* _Data provided_:
★ ★ ★ ★

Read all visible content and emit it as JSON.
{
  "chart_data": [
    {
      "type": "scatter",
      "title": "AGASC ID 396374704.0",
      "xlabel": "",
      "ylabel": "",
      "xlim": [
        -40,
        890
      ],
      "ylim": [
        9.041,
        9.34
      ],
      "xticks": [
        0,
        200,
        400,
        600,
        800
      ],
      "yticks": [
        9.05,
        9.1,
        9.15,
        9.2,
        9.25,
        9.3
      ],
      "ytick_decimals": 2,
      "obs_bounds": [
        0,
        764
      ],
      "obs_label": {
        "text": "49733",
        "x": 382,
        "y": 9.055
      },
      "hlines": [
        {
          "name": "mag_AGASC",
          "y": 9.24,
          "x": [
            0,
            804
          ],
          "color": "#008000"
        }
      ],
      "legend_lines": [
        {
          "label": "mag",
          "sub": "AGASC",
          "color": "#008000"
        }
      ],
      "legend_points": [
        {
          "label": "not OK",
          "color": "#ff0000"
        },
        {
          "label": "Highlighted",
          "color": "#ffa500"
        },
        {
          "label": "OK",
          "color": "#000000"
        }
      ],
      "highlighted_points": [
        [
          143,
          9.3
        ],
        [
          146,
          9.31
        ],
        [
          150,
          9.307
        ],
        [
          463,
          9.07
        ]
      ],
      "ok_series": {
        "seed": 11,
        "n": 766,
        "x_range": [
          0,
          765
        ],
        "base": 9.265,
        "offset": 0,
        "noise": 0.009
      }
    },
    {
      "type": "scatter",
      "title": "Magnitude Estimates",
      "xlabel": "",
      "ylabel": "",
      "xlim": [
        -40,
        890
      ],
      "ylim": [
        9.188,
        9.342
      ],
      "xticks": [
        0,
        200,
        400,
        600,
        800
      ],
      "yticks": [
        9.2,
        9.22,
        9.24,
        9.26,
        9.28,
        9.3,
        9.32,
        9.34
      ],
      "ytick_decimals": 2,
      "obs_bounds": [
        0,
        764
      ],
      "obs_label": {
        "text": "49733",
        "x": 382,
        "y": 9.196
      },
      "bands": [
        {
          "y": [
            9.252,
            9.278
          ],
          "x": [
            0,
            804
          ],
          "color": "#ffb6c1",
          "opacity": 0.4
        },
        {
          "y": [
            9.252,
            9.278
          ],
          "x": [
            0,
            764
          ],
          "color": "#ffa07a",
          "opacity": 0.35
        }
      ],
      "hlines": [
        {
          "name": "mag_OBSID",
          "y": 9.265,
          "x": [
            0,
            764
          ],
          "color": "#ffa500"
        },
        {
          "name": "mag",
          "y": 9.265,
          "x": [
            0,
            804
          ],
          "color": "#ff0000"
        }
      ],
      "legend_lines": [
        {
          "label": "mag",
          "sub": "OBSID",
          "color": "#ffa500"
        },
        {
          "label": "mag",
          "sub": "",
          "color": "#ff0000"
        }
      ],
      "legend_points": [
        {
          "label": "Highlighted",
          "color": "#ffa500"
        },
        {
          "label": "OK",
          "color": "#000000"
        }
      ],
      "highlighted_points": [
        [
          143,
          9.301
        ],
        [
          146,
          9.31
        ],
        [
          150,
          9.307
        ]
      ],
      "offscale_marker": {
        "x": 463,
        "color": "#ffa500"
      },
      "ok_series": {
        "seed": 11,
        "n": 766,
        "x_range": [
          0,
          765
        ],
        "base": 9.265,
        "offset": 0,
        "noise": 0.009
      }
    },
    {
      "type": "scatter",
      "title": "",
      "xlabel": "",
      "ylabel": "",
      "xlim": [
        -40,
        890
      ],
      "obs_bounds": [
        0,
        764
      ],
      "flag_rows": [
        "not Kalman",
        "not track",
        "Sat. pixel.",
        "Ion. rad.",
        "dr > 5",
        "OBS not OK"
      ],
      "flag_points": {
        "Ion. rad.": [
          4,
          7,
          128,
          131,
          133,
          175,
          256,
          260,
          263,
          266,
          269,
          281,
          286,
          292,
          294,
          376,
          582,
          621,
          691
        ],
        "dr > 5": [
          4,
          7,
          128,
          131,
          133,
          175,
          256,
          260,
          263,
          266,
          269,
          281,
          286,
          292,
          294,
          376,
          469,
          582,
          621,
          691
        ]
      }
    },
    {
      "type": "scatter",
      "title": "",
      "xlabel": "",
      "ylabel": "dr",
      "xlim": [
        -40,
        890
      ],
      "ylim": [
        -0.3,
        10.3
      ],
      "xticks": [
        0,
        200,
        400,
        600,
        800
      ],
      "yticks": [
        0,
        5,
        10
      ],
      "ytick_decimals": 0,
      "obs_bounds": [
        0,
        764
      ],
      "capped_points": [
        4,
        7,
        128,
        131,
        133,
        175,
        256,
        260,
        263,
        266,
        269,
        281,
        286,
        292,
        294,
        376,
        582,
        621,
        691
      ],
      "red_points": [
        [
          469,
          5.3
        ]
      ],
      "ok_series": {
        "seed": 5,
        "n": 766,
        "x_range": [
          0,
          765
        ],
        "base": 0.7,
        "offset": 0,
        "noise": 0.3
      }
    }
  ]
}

★ ★ ★ ★

* _What to work on_:
Write out all the data again, exactly as it appears.

* _Task output_:
Read all visible content and emit it as JSON.
{
  "chart_data": [
    {
      "type": "scatter",
      "title": "AGASC ID 396374704.0",
      "xlabel": "",
      "ylabel": "",
      "xlim": [
        -40,
        890
      ],
      "ylim": [
        9.041,
        9.34
      ],
      "xticks": [
        0,
        200,
        400,
        600,
        800
      ],
      "yticks": [
        9.05,
        9.1,
        9.15,
        9.2,
        9.25,
        9.3
      ],
      "ytick_decimals": 2,
      "obs_bounds": [
        0,
        764
      ],
      "obs_label": {
        "text": "49733",
        "x": 382,
        "y": 9.055
      },
      "hlines": [
        {
          "name": "mag_AGASC",
          "y": 9.24,
          "x": [
            0,
            804
          ],
          "color": "#008000"
        }
      ],
      "legend_lines": [
        {
          "label": "mag",
          "sub": "AGASC",
          "color": "#008000"
        }
      ],
      "legend_points": [
        {
          "label": "not OK",
          "color": "#ff0000"
        },
        {
          "label": "Highlighted",
          "color": "#ffa500"
        },
        {
          "label": "OK",
          "color": "#000000"
        }
      ],
      "highlighted_points": [
        [
          143,
          9.3
        ],
        [
          146,
          9.31
        ],
        [
          150,
          9.307
        ],
        [
          463,
          9.07
        ]
      ],
      "ok_series": {
        "seed": 11,
        "n": 766,
        "x_range": [
          0,
          765
        ],
        "base": 9.265,
        "offset": 0,
        "noise": 0.009
      }
    },
    {
      "type": "scatter",
      "title": "Magnitude Estimates",
      "xlabel": "",
      "ylabel": "",
      "xlim": [
        -40,
        890
      ],
      "ylim": [
        9.188,
        9.342
      ],
      "xticks": [
        0,
        200,
        400,
        600,
        800
      ],
      "yticks": [
        9.2,
        9.22,
        9.24,
        9.26,
        9.28,
        9.3,
        9.32,
        9.34
      ],
      "ytick_decimals": 2,
      "obs_bounds": [
        0,
        764
      ],
      "obs_label": {
        "text": "49733",
        "x": 382,
        "y": 9.196
      },
      "bands": [
        {
          "y": [
            9.252,
            9.278
          ],
          "x": [
            0,
            804
          ],
          "color": "#ffb6c1",
          "opacity": 0.4
        },
        {
          "y": [
            9.252,
            9.278
          ],
          "x": [
            0,
            764
          ],
          "color": "#ffa07a",
          "opacity": 0.35
        }
      ],
      "hlines": [
        {
          "name": "mag_OBSID",
          "y": 9.265,
          "x": [
            0,
            764
          ],
          "color": "#ffa500"
        },
        {
          "name": "mag",
          "y": 9.265,
          "x": [
            0,
            804
          ],
          "color": "#ff0000"
        }
      ],
      "legend_lines": [
        {
          "label": "mag",
          "sub": "OBSID",
          "color": "#ffa500"
        },
        {
          "label": "mag",
          "sub": "",
          "color": "#ff0000"
        }
      ],
      "legend_points": [
        {
          "label": "Highlighted",
          "color": "#ffa500"
        },
        {
          "label": "OK",
          "color": "#000000"
        }
      ],
      "highlighted_points": [
        [
          143,
          9.301
        ],
        [
          146,
          9.31
        ],
        [
          150,
          9.307
        ]
      ],
      "offscale_marker": {
        "x": 463,
        "color": "#ffa500"
      },
      "ok_series": {
        "seed": 11,
        "n": 766,
        "x_range": [
          0,
          765
        ],
        "base": 9.265,
        "offset": 0,
        "noise": 0.009
      }
    },
    {
      "type": "scatter",
      "title": "",
      "xlabel": "",
      "ylabel": "",
      "xlim": [
        -40,
        890
      ],
      "obs_bounds": [
        0,
        764
      ],
      "flag_rows": [
        "not Kalman",
        "not track",
        "Sat. pixel.",
        "Ion. rad.",
        "dr > 5",
        "OBS not OK"
      ],
      "flag_points": {
        "Ion. rad.": [
          4,
          7,
          128,
          131,
          133,
          175,
          256,
          260,
          263,
          266,
          269,
          281,
          286,
          292,
          294,
          376,
          582,
          621,
          691
        ],
        "dr > 5": [
          4,
          7,
          128,
          131,
          133,
          175,
          256,
          260,
          263,
          266,
          269,
          281,
          286,
          292,
          294,
          376,
          469,
          582,
          621,
          691
        ]
      }
    },
    {
      "type": "scatter",
      "title": "",
      "xlabel": "",
      "ylabel": "dr",
      "xlim": [
        -40,
        890
      ],
      "ylim": [
        -0.3,
        10.3
      ],
      "xticks": [
        0,
        200,
        400,
        600,
        800
      ],
      "yticks": [
        0,
        5,
        10
      ],
      "ytick_decimals": 0,
      "obs_bounds": [
        0,
        764
      ],
      "capped_points": [
        4,
        7,
        128,
        131,
        133,
        175,
        256,
        260,
        263,
        266,
        269,
        281,
        286,
        292,
        294,
        376,
        582,
        621,
        691
      ],
      "red_points": [
        [
          469,
          5.3
        ]
      ],
      "ok_series": {
        "seed": 5,
        "n": 766,
        "x_range": [
          0,
          765
        ],
        "base": 0.7,
        "offset": 0,
        "noise": 0.3
      }
    }
  ]
}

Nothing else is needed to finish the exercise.